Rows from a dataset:
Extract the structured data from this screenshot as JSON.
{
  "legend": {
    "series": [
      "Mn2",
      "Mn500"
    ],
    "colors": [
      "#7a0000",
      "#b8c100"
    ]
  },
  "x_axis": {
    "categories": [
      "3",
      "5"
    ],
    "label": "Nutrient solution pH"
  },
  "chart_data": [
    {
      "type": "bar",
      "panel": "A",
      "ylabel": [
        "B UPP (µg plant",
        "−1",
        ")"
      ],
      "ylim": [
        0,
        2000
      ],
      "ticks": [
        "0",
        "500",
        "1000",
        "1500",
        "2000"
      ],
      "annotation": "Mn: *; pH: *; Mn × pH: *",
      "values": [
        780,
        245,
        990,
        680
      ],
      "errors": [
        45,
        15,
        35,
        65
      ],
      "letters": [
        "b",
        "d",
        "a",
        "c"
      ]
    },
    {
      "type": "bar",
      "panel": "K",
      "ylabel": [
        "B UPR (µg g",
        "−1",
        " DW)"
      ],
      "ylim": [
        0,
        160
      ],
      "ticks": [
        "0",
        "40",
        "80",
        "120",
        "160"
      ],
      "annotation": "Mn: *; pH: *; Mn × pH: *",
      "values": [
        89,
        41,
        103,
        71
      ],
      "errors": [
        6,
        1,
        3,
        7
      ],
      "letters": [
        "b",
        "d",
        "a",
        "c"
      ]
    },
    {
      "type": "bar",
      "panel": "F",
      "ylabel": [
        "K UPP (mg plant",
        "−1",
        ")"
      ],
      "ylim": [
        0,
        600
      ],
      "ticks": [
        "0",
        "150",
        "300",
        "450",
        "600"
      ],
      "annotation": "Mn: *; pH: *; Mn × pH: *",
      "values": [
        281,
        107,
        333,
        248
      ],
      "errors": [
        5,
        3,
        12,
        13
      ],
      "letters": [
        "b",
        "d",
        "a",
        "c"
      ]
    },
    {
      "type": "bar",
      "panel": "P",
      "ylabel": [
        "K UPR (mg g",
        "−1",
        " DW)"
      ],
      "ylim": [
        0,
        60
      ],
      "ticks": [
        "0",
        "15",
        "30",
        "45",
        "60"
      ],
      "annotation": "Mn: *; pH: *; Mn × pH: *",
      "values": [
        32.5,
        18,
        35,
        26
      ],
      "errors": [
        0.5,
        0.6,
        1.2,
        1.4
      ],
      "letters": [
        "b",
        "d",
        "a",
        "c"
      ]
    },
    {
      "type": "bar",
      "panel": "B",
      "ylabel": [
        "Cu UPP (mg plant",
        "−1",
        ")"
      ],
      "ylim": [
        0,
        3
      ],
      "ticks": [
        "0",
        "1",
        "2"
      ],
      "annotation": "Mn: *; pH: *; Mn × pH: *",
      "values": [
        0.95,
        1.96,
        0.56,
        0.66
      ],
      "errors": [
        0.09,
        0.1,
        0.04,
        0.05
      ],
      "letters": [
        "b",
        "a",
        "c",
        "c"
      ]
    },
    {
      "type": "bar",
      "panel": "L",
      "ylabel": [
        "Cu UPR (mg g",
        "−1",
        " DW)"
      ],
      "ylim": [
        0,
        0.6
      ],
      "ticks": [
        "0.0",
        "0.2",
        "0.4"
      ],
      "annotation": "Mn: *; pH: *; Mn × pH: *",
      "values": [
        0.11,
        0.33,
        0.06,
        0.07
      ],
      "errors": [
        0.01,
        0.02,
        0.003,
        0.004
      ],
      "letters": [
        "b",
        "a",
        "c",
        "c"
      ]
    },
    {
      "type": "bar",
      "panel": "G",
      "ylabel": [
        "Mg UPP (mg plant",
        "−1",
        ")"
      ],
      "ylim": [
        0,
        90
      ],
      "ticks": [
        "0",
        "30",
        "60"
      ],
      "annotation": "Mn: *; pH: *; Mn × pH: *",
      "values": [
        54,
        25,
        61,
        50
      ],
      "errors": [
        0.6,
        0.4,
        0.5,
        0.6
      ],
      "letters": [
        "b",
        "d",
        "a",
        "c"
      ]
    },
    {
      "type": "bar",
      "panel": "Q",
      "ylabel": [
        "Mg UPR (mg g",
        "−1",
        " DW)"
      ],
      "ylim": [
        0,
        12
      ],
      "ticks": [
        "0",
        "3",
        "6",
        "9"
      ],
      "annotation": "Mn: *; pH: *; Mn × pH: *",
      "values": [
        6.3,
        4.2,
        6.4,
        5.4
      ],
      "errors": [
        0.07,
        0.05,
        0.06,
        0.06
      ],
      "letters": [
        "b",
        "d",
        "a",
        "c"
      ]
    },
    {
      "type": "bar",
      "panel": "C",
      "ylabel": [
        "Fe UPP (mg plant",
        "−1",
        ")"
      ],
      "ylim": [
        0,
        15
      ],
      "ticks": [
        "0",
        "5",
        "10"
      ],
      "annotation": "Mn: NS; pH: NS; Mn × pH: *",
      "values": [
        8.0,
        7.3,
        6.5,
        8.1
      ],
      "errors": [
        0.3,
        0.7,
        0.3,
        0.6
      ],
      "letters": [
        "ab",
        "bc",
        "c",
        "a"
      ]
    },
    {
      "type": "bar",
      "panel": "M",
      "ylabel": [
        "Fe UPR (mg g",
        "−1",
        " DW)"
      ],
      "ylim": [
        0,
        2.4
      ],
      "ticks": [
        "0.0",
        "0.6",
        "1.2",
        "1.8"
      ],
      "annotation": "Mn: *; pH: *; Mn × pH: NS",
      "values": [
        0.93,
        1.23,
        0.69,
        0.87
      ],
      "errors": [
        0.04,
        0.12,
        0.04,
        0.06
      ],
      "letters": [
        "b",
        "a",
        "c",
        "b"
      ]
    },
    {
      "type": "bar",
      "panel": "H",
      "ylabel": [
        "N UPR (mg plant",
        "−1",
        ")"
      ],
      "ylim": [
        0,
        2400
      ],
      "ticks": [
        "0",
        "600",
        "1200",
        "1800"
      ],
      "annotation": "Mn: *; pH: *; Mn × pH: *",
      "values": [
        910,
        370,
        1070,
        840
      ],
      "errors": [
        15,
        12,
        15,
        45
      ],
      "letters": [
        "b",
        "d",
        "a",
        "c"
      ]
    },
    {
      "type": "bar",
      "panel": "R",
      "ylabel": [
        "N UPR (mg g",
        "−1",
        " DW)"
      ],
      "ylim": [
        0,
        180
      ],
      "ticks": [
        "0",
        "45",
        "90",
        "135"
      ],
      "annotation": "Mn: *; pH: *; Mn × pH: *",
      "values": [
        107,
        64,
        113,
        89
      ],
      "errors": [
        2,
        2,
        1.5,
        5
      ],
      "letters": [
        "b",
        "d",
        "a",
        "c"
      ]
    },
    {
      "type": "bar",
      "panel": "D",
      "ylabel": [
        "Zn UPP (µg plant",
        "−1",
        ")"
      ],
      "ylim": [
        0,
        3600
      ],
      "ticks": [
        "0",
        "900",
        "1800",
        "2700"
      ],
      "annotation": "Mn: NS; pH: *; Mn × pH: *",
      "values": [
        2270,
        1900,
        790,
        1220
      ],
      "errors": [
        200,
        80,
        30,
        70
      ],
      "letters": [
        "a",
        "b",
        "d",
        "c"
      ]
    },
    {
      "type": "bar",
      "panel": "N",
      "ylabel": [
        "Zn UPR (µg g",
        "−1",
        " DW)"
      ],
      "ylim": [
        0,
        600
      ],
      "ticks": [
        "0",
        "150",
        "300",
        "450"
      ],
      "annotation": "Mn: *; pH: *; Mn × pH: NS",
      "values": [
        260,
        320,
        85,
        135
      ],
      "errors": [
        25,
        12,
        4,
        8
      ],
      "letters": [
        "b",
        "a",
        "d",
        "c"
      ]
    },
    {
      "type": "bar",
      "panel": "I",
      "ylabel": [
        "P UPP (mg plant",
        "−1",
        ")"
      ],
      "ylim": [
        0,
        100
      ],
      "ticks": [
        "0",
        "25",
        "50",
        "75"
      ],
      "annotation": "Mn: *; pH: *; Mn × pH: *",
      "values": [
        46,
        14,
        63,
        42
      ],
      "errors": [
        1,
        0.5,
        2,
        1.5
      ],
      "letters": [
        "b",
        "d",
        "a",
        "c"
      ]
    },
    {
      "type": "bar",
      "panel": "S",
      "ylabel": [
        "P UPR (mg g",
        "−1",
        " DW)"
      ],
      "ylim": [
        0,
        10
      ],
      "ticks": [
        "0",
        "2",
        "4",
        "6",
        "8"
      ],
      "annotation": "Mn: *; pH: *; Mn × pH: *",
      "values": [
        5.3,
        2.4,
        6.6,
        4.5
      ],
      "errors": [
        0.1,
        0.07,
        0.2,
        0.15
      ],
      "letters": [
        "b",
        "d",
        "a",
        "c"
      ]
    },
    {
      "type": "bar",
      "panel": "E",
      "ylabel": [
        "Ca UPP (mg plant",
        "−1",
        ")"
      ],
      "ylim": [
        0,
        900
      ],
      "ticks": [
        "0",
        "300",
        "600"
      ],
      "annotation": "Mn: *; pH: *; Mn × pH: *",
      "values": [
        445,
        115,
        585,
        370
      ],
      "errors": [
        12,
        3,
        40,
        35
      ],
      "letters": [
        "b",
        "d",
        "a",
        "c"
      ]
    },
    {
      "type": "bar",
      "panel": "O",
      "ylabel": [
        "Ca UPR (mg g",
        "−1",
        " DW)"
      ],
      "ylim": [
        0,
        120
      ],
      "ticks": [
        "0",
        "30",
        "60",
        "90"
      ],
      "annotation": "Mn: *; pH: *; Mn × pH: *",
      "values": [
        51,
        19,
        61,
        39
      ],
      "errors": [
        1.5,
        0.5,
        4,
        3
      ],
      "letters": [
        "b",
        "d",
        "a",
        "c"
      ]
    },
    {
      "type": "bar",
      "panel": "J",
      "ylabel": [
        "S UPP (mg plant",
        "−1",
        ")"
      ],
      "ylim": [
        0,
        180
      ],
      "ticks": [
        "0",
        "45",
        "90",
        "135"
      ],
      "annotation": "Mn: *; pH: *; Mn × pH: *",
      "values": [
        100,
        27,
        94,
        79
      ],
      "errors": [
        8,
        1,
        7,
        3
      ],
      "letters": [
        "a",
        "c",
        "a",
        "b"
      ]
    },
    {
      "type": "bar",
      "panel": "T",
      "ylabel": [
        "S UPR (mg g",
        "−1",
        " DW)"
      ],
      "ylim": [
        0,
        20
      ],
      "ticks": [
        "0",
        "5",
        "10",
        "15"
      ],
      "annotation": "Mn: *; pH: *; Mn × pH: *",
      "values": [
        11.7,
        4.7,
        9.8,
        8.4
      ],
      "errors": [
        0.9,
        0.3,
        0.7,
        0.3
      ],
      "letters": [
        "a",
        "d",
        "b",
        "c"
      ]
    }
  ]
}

▶ **Exercise**: Identify and extract each line of the listing that contains "plant".

▶ **Task output**:
        "B UPP (µg plant",
        "K UPP (mg plant",
        "Cu UPP (mg plant",
        "Mg UPP (mg plant",
        "Fe UPP (mg plant",
        "N UPR (mg plant",
        "Zn UPP (µg plant",
        "P UPP (mg plant",
        "Ca UPP (mg plant",
        "S UPP (mg plant",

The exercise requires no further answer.